__Task to complete__
Copy every line of the data that includes the string "đồng".

__Exercise materials__
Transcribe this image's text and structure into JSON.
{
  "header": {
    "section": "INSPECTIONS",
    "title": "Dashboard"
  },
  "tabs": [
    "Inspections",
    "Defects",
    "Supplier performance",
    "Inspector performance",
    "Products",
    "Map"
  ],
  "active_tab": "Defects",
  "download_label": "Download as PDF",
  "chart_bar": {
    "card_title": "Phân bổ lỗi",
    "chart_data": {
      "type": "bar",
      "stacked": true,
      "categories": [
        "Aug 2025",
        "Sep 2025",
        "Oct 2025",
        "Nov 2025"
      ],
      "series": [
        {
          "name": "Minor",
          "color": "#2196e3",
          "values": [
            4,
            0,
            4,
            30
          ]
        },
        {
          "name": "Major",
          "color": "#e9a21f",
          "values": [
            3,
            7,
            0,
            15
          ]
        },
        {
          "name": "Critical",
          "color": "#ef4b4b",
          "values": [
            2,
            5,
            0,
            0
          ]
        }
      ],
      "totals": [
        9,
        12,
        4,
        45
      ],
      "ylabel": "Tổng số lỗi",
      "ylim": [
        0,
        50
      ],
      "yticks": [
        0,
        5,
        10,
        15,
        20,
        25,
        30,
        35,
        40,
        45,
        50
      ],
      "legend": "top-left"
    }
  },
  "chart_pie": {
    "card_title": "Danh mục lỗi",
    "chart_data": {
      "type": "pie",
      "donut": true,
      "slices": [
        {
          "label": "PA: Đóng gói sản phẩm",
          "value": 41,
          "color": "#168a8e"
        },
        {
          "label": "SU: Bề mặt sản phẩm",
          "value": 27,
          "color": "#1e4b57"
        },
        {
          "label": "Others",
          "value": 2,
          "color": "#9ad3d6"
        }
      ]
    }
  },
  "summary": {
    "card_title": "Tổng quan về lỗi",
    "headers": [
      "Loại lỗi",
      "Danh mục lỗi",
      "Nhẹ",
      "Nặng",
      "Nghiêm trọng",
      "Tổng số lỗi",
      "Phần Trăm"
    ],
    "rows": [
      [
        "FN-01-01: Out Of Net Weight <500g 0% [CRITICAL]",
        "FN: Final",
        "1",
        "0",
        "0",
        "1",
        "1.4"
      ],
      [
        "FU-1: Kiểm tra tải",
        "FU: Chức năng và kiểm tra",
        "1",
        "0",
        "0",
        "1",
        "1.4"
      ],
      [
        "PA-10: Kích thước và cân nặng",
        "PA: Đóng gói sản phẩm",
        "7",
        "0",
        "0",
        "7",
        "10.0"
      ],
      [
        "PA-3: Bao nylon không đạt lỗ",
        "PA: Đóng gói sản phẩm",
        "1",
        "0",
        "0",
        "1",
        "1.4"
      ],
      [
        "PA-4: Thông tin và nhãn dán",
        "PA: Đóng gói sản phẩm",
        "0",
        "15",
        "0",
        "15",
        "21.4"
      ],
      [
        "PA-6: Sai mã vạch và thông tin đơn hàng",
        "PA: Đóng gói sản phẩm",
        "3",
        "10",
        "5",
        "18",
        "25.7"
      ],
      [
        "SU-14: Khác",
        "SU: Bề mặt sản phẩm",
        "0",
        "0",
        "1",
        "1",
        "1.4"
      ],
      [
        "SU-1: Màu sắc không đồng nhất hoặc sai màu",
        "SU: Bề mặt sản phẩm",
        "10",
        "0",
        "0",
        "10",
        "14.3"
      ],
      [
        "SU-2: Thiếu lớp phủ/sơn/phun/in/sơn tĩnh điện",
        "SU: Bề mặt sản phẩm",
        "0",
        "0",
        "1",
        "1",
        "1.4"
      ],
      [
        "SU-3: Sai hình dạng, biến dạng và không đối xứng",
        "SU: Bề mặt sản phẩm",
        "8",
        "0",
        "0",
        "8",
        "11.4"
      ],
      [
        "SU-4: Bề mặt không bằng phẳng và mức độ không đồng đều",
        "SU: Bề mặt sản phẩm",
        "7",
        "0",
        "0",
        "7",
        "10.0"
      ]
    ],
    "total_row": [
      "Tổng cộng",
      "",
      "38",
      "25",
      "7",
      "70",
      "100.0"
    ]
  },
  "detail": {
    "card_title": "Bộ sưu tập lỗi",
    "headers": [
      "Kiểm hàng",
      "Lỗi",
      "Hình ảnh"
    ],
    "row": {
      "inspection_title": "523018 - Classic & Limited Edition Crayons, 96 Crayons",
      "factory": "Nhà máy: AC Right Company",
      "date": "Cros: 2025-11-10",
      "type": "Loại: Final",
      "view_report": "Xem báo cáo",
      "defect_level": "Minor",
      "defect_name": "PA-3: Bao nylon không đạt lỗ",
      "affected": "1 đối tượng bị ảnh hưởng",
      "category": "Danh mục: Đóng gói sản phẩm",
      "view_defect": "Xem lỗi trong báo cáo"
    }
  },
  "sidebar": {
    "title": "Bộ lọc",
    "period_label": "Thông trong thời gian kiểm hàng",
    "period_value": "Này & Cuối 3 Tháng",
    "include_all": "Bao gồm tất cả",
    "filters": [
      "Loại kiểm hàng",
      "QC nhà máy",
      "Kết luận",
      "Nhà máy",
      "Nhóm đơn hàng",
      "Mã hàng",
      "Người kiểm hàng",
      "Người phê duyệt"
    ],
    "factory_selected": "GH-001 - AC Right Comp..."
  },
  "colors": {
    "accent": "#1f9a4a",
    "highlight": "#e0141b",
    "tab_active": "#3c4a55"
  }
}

__Written response__
        "SU-1: Màu sắc không đồng nhất hoặc sai màu",
        "SU-4: Bề mặt không bằng phẳng và mức độ không đồng đều",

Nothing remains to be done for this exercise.